**Short exercise:** Each line of the material below should be reproduced exactly.

**Extracted records:**
start
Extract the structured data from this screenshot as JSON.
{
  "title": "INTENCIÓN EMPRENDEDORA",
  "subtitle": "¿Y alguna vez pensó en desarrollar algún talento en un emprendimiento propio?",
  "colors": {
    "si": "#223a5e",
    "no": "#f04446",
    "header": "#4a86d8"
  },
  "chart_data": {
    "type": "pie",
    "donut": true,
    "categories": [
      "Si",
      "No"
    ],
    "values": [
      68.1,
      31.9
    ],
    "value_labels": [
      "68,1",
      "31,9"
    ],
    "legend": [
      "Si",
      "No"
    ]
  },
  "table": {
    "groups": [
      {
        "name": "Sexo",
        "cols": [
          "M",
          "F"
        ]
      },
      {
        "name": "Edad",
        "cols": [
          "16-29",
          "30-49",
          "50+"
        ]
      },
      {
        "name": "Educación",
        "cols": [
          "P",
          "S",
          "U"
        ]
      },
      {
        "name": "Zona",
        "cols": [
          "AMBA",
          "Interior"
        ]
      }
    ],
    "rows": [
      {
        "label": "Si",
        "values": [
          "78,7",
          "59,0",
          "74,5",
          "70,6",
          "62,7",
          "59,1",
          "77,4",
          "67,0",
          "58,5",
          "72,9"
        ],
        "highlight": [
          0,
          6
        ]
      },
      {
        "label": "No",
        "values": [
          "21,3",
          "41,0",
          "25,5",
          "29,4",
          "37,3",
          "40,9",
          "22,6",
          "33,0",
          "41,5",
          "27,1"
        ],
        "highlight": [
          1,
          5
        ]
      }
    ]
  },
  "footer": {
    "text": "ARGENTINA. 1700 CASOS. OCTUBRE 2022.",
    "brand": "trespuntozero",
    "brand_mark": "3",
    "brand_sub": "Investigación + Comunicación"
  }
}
end
**Response:**
Extract the structured data from this screenshot as JSON.
{
  "title": "INTENCIÓN EMPRENDEDORA",
  "subtitle": "¿Y alguna vez pensó en desarrollar algún talento en un emprendimiento propio?",
  "colors": {
    "si": "#223a5e",
    "no": "#f04446",
    "header": "#4a86d8"
  },
  "chart_data": {
    "type": "pie",
    "donut": true,
    "categories": [
      "Si",
      "No"
    ],
    "values": [
      68.1,
      31.9
    ],
    "value_labels": [
      "68,1",
      "31,9"
    ],
    "legend": [
      "Si",
      "No"
    ]
  },
  "table": {
    "groups": [
      {
        "name": "Sexo",
        "cols": [
          "M",
          "F"
        ]
      },
      {
        "name": "Edad",
        "cols": [
          "16-29",
          "30-49",
          "50+"
        ]
      },
      {
        "name": "Educación",
        "cols": [
          "P",
          "S",
          "U"
        ]
      },
      {
        "name": "Zona",
        "cols": [
          "AMBA",
          "Interior"
        ]
      }
    ],
    "rows": [
      {
        "label": "Si",
        "values": [
          "78,7",
          "59,0",
          "74,5",
          "70,6",
          "62,7",
          "59,1",
          "77,4",
          "67,0",
          "58,5",
          "72,9"
        ],
        "highlight": [
          0,
          6
        ]
      },
      {
        "label": "No",
        "values": [
          "21,3",
          "41,0",
          "25,5",
          "29,4",
          "37,3",
          "40,9",
          "22,6",
          "33,0",
          "41,5",
          "27,1"
        ],
        "highlight": [
          1,
          5
        ]
      }
    ]
  },
  "footer": {
    "text": "ARGENTINA. 1700 CASOS. OCTUBRE 2022.",
    "brand": "trespuntozero",
    "brand_mark": "3",
    "brand_sub": "Investigación + Comunicación"
  }
}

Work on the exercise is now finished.